EXERCISE INSTRUCTIONS
Find the string "title" and gather every line that holds it.

[BEGIN DATA ENTRIES]

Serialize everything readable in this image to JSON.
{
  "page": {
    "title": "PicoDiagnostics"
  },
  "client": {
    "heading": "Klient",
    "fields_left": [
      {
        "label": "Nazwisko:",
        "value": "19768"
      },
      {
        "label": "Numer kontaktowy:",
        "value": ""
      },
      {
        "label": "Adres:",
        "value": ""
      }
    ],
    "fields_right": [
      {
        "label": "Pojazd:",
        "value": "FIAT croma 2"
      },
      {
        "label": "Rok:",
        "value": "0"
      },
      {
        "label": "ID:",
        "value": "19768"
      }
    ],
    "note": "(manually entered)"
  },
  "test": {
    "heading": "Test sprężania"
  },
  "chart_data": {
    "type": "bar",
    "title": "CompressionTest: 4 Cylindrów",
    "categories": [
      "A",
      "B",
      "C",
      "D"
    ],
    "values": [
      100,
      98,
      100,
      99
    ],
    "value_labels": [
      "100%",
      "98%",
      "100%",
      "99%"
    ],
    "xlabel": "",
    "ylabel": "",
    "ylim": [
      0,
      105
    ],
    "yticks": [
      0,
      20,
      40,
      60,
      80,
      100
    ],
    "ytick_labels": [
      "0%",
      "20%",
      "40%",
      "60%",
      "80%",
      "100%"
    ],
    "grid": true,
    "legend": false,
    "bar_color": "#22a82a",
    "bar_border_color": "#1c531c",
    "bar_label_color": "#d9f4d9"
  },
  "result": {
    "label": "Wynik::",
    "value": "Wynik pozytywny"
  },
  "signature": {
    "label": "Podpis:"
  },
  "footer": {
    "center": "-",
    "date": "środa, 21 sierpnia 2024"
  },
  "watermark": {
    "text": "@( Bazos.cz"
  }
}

[END DATA ENTRIES]

COMPLETED TASK
    "title": "PicoDiagnostics"
    "title": "CompressionTest: 4 Cylindrów",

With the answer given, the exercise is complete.